- [What you need to do]: Copy out verbatim the items below, from the first line through the line that contains "section-heading [20, 177, 695, 210]", including both of those lines.

- [Records for the exercise]:

---+---

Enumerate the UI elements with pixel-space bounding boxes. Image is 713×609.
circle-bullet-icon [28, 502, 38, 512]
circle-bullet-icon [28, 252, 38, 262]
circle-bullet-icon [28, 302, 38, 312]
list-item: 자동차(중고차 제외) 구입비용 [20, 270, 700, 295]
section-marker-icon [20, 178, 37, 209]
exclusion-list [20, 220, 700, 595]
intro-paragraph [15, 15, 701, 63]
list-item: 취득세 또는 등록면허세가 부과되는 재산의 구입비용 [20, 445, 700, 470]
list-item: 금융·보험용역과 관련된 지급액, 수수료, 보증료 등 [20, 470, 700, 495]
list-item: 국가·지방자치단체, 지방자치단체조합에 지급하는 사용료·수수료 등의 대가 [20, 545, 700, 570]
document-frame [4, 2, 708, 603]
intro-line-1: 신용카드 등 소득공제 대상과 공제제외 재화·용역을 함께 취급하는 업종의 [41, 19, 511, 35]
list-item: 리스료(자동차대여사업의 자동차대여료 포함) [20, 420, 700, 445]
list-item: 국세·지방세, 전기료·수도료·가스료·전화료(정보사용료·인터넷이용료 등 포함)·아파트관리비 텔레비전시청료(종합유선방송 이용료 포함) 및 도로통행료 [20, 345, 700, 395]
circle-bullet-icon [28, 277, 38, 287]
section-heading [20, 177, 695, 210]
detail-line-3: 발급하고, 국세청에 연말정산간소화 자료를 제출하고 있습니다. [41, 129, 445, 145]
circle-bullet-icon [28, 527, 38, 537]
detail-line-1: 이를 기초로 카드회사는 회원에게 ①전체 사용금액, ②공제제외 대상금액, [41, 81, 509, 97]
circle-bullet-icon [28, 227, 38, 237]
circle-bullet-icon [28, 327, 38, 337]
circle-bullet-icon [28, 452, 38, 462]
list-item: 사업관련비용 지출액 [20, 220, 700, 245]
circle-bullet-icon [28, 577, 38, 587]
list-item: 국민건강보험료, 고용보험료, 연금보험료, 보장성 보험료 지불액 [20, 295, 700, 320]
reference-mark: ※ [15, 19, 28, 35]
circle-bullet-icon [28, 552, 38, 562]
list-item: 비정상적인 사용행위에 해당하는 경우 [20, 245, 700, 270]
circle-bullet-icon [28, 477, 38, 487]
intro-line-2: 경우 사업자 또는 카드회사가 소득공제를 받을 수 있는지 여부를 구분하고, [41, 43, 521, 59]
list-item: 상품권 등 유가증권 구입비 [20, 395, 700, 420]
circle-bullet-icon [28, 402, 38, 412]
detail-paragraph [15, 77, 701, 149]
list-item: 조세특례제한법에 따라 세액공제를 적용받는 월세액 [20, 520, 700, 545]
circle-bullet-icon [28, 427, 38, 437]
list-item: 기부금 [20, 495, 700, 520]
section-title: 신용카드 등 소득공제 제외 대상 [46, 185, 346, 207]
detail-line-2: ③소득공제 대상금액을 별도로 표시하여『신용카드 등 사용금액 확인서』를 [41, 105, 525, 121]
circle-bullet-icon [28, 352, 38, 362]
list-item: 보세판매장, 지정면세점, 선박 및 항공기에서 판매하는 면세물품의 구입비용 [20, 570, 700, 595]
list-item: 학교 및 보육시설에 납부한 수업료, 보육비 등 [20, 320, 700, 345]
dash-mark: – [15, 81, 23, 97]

---+---

- [Response to the task]:
Enumerate the UI elements with pixel-space bounding boxes. Image is 713×609.
circle-bullet-icon [28, 502, 38, 512]
circle-bullet-icon [28, 252, 38, 262]
circle-bullet-icon [28, 302, 38, 312]
list-item: 자동차(중고차 제외) 구입비용 [20, 270, 700, 295]
section-marker-icon [20, 178, 37, 209]
exclusion-list [20, 220, 700, 595]
intro-paragraph [15, 15, 701, 63]
list-item: 취득세 또는 등록면허세가 부과되는 재산의 구입비용 [20, 445, 700, 470]
list-item: 금융·보험용역과 관련된 지급액, 수수료, 보증료 등 [20, 470, 700, 495]
list-item: 국가·지방자치단체, 지방자치단체조합에 지급하는 사용료·수수료 등의 대가 [20, 545, 700, 570]
document-frame [4, 2, 708, 603]
intro-line-1: 신용카드 등 소득공제 대상과 공제제외 재화·용역을 함께 취급하는 업종의 [41, 19, 511, 35]
list-item: 리스료(자동차대여사업의 자동차대여료 포함) [20, 420, 700, 445]
list-item: 국세·지방세, 전기료·수도료·가스료·전화료(정보사용료·인터넷이용료 등 포함)·아파트관리비 텔레비전시청료(종합유선방송 이용료 포함) 및 도로통행료 [20, 345, 700, 395]
circle-bullet-icon [28, 277, 38, 287]
section-heading [20, 177, 695, 210]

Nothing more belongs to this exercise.